● **Extract to read**:

By Rueben G. Spaut
Many a Mentor Discover Inspire man has heard the line before, from a weekend intensive attended by a large percentage of the population:
“Be the man you’ve always wanted to be.”
According to sources (not attached to any sense of power), such a proactive, gutsy and ballsy context will now be altered to best fit in with recent trends of county, state and national mandates.
The new line of attack, approved at the most recent Board of Directors meeting, will shift to:
“Be the Man Others Now Demand You To Be…”
… holding onto a …
“…freedom as only a man is allowed to have.”
(Sidenote: as of this publication, there were no plans to alter the purpose statement of the Sterling Men’s Weekend.)
Even with the previous warning of a “feminization” that would weaken the male spirit and do harm to future generations, it was decided that a watering down of the masculine was needed, if just to make other sensitive types feel happier.
Beginning 12:01 a.m., Friday, April 1, 2022, with the past two years of mandates and controlling media forces leading the charge, the new way of being for men will carry the following directives:
- No more listening to one’s gut and seeking the source of one’s power, but be reactive to any outside stimulus – on news, social media or anyone whose feelings you could hurt.
- No more watching insulting and politically incorrect comedians such as Bill Maher, Bill Hicks and George Carlin, the latter two who unabashedly warned us of oncoming censorship and the stifling of free expression.
- Shift into a sense of shame around “toxic masculinity,” taking every opportunity to apologize for being socially unacceptable.
- Ditch the fatherly approach of facing danger head-on with proactive qualities, and instead embrace a motherly nature that would keep us safe and secure, tucked away in our homes.
- “Cowering” to replace “courage” as a mature masculine quality. Germaphobia a plus.
- No longer required: those strict and sturdy masculine qualities found in law and order and black-and-white precision. Now embraced: anything based on the unwieldy emotions. Loosey-goosey a plus.

● **Explore the material**:
A. Name every comedian mentioned in the article about the men's weekend slogan.
B. Write the next part of the article about the men's weekend slogan, picking up after its final directive.

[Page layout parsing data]
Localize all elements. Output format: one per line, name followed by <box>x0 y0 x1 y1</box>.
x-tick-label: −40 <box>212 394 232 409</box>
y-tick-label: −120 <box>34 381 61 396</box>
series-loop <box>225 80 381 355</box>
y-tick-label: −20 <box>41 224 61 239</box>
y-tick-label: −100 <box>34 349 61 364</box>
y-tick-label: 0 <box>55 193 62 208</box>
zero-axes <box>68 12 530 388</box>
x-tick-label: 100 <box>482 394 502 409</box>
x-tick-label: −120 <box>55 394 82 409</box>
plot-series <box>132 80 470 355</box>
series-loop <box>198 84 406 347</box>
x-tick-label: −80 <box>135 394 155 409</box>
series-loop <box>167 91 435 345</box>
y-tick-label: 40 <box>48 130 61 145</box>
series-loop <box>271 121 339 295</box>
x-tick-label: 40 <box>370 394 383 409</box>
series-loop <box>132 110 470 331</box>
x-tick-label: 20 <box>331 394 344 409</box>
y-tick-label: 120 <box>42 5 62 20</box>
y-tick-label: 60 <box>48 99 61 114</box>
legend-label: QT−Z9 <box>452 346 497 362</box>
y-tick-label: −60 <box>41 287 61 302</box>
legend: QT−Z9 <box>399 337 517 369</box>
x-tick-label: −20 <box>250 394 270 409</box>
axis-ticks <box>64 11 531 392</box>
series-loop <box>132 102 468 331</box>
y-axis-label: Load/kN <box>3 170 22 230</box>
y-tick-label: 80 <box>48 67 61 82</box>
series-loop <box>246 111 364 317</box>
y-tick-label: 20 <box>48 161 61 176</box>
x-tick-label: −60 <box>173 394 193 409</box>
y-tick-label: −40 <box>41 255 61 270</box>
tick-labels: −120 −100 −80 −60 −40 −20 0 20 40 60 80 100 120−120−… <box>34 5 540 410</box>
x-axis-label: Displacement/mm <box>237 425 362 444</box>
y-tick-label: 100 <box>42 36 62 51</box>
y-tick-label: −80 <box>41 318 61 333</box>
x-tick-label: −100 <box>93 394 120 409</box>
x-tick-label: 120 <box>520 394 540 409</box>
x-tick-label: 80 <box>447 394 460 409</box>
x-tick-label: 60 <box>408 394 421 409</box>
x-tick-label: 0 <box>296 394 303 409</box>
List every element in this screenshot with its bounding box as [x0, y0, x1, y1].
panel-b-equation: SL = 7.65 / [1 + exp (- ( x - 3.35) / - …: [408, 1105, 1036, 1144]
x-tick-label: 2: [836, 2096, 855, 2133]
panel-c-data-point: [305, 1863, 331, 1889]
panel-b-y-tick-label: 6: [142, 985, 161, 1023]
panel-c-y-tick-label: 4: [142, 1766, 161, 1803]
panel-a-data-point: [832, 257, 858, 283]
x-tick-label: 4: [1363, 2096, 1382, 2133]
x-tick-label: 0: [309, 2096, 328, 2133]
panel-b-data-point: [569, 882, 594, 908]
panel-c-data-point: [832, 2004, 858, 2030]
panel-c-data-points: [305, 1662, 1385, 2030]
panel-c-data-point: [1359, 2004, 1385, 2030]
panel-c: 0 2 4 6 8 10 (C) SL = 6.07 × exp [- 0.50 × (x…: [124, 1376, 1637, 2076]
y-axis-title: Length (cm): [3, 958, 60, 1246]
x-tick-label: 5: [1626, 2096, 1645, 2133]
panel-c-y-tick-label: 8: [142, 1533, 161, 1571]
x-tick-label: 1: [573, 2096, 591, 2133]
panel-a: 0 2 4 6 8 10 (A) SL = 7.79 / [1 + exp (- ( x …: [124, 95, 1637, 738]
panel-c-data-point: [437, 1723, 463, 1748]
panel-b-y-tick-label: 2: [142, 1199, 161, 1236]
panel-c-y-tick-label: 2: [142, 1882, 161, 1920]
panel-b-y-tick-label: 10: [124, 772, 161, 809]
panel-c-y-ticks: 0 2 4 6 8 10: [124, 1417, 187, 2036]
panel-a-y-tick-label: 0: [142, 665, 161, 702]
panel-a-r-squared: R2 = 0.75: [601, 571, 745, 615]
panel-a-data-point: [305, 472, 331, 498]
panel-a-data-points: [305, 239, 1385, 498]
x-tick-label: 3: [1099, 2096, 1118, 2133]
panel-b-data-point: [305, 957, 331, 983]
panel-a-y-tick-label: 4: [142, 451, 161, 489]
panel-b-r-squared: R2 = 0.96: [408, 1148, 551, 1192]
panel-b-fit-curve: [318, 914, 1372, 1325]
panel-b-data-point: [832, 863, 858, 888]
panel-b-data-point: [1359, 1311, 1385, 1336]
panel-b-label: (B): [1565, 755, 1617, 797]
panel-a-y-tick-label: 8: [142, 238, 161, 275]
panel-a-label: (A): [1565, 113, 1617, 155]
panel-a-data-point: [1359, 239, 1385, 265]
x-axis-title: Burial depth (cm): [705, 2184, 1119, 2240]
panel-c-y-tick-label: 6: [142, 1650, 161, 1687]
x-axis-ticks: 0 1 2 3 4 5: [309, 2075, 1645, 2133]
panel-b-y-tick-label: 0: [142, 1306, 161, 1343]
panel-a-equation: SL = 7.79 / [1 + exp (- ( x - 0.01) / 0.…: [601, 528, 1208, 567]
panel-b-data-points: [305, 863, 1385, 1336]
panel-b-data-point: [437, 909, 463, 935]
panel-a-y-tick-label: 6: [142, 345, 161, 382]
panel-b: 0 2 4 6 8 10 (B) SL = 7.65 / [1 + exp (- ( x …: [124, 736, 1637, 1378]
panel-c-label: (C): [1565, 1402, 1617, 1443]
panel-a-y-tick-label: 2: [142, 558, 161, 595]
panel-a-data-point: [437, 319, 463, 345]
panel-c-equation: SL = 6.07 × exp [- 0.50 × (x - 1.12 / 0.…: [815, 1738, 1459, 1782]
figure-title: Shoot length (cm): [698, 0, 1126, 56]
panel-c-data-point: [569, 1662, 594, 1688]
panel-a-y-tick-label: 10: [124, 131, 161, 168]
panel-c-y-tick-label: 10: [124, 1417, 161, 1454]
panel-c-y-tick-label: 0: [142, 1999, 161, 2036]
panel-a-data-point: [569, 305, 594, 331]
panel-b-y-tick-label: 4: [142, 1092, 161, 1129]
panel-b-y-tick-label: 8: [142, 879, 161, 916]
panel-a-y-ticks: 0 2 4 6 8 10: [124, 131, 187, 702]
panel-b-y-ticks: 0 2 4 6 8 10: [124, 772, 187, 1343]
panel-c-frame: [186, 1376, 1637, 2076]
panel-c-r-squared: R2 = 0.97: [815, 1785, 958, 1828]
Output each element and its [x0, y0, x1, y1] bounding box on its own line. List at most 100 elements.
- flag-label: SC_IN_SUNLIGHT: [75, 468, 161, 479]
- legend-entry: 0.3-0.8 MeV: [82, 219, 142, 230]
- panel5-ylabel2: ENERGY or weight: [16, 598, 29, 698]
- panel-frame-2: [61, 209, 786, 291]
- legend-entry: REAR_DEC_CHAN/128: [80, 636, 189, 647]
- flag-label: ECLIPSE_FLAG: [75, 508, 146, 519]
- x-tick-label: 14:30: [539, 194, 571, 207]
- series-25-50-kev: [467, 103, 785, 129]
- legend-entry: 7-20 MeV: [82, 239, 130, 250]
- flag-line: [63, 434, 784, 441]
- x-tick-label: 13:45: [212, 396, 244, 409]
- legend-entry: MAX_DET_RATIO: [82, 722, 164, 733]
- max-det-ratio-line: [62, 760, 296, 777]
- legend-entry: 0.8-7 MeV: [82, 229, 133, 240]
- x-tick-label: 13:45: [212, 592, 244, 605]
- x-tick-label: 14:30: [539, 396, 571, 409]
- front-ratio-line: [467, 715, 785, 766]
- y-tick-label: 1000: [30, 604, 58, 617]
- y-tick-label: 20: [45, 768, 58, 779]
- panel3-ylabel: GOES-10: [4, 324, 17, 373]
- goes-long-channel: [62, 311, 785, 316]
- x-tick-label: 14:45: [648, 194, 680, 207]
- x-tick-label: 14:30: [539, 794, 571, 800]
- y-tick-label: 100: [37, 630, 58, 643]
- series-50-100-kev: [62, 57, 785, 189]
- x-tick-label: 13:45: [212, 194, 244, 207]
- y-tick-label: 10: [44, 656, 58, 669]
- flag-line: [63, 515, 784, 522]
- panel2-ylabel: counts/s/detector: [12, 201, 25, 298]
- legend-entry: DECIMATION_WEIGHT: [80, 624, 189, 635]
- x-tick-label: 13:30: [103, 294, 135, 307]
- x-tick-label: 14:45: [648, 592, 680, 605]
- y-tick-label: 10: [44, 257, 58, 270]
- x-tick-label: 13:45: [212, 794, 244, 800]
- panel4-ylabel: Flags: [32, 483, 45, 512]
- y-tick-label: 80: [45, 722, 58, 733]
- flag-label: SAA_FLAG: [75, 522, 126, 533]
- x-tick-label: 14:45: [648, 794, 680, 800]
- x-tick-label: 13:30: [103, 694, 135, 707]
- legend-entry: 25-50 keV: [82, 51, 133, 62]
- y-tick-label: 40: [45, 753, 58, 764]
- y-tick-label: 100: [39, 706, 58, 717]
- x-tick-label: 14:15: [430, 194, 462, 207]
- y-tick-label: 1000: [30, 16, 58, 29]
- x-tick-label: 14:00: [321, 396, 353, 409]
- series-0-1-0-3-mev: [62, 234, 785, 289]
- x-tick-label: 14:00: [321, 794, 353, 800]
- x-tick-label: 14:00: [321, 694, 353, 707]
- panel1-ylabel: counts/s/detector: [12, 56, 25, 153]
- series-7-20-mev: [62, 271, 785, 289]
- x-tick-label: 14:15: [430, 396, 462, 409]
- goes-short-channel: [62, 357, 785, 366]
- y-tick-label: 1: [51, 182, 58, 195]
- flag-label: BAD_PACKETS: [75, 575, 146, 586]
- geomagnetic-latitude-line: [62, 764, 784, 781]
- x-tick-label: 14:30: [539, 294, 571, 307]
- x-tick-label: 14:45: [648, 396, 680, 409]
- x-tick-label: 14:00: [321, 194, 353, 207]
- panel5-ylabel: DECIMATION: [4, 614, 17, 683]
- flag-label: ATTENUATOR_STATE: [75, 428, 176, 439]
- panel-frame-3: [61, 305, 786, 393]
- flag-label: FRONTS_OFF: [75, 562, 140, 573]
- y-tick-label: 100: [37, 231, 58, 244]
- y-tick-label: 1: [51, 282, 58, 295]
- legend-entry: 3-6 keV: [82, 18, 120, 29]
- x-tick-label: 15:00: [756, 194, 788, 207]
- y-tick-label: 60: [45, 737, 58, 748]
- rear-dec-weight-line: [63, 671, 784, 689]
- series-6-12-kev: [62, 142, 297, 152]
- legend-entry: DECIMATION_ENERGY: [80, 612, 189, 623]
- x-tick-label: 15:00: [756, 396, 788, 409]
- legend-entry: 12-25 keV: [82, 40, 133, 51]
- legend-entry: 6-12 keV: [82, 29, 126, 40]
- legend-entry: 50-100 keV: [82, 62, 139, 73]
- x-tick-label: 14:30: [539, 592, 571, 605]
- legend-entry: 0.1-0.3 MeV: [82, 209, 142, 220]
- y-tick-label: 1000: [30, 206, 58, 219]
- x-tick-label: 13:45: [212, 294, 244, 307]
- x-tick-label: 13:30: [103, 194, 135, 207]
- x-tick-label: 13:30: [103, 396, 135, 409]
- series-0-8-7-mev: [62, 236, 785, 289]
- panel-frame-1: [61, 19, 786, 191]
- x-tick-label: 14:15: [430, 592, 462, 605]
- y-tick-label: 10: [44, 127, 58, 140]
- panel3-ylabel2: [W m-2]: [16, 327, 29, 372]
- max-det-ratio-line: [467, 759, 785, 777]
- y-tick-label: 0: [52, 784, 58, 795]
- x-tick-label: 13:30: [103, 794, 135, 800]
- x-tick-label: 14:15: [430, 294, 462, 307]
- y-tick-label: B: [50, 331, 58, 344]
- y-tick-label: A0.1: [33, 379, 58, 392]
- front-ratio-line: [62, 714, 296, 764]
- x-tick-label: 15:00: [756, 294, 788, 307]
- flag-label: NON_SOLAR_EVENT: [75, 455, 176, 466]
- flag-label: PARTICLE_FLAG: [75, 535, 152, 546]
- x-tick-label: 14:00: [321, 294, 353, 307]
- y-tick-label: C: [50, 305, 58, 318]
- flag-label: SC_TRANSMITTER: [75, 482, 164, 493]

● **Solved problems**:
A. Bill Maher, Bill Hicks, George Carlin

B.
- Men shall pee sitting down.
According to sources, probably fake, there has been discussion to alter the MDI Mission Statement initial phrase from “Causing Greatness …” to “Crossing Fingers For Greatness …” Though, as of publication, leadership is still thinking about it.
Of the new directives and the altered terminology, MDI member Richard Chaturbate admitted, “This can’t end well.”
In efforts to put men’s concerns at ease, MDI President-in-Training I-Am Kennard made an organization-wide announcement on Bitrix, which no one saw, and then sent a global MDI email, which no one read. In it, he implored: “Don’t worry men. We still have a code of honor and will be an example to children. What kind of example? Only time will tell. Even so, we will NOT be discouraged, even if the terms ‘men’ and ‘man’ are no longer definable in our society.”
Of the global shifts detracting from men and the male role model, the publisher from “The Good Man Project,” announced that the new name of her publication will be “The Good Little Boy Project.”
When reached for comment, Chicken Little exclaimed, “Have you seen the sky lately? I mean, come on.”
And after learning of the changes, the souls of men, found in every mature masculine leader, woke the hell up. And did whatever they believed they had to do.